→ **Input data**:
....................

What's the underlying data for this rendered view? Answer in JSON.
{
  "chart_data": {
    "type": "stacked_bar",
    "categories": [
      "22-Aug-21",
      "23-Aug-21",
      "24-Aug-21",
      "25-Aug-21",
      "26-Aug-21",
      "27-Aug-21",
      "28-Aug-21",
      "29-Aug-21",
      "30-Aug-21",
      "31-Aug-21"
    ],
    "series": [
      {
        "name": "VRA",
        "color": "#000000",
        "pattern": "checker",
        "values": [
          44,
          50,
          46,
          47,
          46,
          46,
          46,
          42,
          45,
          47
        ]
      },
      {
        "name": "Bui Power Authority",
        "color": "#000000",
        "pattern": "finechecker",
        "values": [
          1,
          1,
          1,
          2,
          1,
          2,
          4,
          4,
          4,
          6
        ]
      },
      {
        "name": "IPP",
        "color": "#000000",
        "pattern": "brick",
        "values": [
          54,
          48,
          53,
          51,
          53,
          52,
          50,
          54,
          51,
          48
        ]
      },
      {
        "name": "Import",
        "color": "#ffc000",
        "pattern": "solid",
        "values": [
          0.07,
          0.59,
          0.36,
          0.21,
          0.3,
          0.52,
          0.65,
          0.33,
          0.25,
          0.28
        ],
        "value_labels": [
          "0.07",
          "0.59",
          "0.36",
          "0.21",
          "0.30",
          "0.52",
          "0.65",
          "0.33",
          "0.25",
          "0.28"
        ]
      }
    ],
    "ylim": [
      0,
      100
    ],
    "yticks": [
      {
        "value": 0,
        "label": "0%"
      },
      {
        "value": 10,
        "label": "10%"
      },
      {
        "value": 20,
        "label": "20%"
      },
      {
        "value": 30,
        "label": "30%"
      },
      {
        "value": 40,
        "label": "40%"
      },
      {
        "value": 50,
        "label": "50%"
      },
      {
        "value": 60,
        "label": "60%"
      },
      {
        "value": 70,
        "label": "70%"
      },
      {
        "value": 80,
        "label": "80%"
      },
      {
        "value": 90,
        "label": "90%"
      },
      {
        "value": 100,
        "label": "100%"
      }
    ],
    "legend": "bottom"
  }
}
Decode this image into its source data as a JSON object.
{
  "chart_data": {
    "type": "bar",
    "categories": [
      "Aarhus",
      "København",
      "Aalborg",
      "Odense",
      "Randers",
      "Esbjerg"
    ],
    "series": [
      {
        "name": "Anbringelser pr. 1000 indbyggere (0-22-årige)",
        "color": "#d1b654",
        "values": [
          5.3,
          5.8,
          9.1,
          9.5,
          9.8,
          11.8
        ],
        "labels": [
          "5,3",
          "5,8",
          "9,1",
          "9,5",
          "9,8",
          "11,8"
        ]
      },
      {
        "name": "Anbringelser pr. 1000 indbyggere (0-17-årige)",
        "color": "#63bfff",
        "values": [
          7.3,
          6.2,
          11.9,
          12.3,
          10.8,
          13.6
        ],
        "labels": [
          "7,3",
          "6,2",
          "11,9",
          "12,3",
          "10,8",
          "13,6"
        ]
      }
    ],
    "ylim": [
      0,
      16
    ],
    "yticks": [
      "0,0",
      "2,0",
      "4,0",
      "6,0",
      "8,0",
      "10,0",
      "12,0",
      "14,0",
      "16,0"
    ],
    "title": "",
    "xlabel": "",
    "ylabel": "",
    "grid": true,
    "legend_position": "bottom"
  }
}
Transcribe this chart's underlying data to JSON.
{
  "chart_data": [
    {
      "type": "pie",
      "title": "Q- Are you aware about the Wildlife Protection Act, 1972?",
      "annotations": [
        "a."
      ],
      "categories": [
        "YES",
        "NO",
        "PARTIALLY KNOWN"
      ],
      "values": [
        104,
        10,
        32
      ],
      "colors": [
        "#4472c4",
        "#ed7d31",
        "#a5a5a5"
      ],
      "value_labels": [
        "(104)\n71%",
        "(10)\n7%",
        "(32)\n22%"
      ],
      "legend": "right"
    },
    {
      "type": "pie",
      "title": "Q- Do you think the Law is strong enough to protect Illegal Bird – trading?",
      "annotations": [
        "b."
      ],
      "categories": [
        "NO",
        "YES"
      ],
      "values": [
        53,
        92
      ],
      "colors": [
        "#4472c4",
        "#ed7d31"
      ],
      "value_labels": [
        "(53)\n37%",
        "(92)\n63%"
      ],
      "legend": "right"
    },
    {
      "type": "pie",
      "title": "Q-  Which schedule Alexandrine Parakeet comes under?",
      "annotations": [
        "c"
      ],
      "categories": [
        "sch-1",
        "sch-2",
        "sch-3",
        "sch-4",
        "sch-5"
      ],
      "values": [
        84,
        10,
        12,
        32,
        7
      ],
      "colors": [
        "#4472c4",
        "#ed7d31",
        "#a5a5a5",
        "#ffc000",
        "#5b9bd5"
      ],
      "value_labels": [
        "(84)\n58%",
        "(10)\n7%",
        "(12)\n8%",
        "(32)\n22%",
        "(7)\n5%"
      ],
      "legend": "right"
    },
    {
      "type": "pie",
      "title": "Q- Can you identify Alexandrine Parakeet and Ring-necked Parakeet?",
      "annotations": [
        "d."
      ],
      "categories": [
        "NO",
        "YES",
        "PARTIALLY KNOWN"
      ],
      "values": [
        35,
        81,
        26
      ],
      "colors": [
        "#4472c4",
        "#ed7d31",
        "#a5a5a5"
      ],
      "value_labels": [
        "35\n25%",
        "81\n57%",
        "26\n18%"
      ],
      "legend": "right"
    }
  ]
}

....................

→ **Exercise directions**: Would you give again, word for word, every line from the one with "Transcribe this chart's" through the final line of the listing above?

→ **Exercise solution**:
Transcribe this chart's underlying data to JSON.
{
  "chart_data": [
    {
      "type": "pie",
      "title": "Q- Are you aware about the Wildlife Protection Act, 1972?",
      "annotations": [
        "a."
      ],
      "categories": [
        "YES",
        "NO",
        "PARTIALLY KNOWN"
      ],
      "values": [
        104,
        10,
        32
      ],
      "colors": [
        "#4472c4",
        "#ed7d31",
        "#a5a5a5"
      ],
      "value_labels": [
        "(104)\n71%",
        "(10)\n7%",
        "(32)\n22%"
      ],
      "legend": "right"
    },
    {
      "type": "pie",
      "title": "Q- Do you think the Law is strong enough to protect Illegal Bird – trading?",
      "annotations": [
        "b."
      ],
      "categories": [
        "NO",
        "YES"
      ],
      "values": [
        53,
        92
      ],
      "colors": [
        "#4472c4",
        "#ed7d31"
      ],
      "value_labels": [
        "(53)\n37%",
        "(92)\n63%"
      ],
      "legend": "right"
    },
    {
      "type": "pie",
      "title": "Q-  Which schedule Alexandrine Parakeet comes under?",
      "annotations": [
        "c"
      ],
      "categories": [
        "sch-1",
        "sch-2",
        "sch-3",
        "sch-4",
        "sch-5"
      ],
      "values": [
        84,
        10,
        12,
        32,
        7
      ],
      "colors": [
        "#4472c4",
        "#ed7d31",
        "#a5a5a5",
        "#ffc000",
        "#5b9bd5"
      ],
      "value_labels": [
        "(84)\n58%",
        "(10)\n7%",
        "(12)\n8%",
        "(32)\n22%",
        "(7)\n5%"
      ],
      "legend": "right"
    },
    {
      "type": "pie",
      "title": "Q- Can you identify Alexandrine Parakeet and Ring-necked Parakeet?",
      "annotations": [
        "d."
      ],
      "categories": [
        "NO",
        "YES",
        "PARTIALLY KNOWN"
      ],
      "values": [
        35,
        81,
        26
      ],
      "colors": [
        "#4472c4",
        "#ed7d31",
        "#a5a5a5"
      ],
      "value_labels": [
        "35\n25%",
        "81\n57%",
        "26\n18%"
      ],
      "legend": "right"
    }
  ]
}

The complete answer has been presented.